→ REQUEST:
Output the material below unchanged, apart from leaving out the pictures.

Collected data
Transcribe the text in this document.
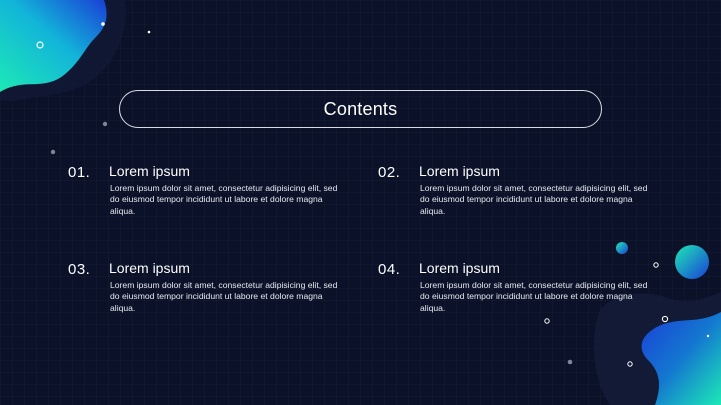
Contents
01. Lorem ipsum
Lorem ipsum dolor sit amet, consectetur adipisicing elit, sed do eiusmod tempor incididunt ut labore et dolore magna aliqua.
02. Lorem ipsum
Lorem ipsum dolor sit amet, consectetur adipisicing elit, sed do eiusmod tempor incididunt ut labore et dolore magna aliqua.
03. Lorem ipsum
Lorem ipsum dolor sit amet, consectetur adipisicing elit, sed do eiusmod tempor incididunt ut labore et dolore magna aliqua.
04. Lorem ipsum
Lorem ipsum dolor sit amet, consectetur adipisicing elit, sed do eiusmod tempor incididunt ut labore et dolore magna aliqua.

→ ANSWER TO THE EXERCISE:
Transcribe the text in this document.
Contents
01. Lorem ipsum
Lorem ipsum dolor sit amet, consectetur adipisicing elit, sed do eiusmod tempor incididunt ut labore et dolore magna aliqua.
02. Lorem ipsum
Lorem ipsum dolor sit amet, consectetur adipisicing elit, sed do eiusmod tempor incididunt ut labore et dolore magna aliqua.
03. Lorem ipsum
Lorem ipsum dolor sit amet, consectetur adipisicing elit, sed do eiusmod tempor incididunt ut labore et dolore magna aliqua.
04. Lorem ipsum
Lorem ipsum dolor sit amet, consectetur adipisicing elit, sed do eiusmod tempor incididunt ut labore et dolore magna aliqua.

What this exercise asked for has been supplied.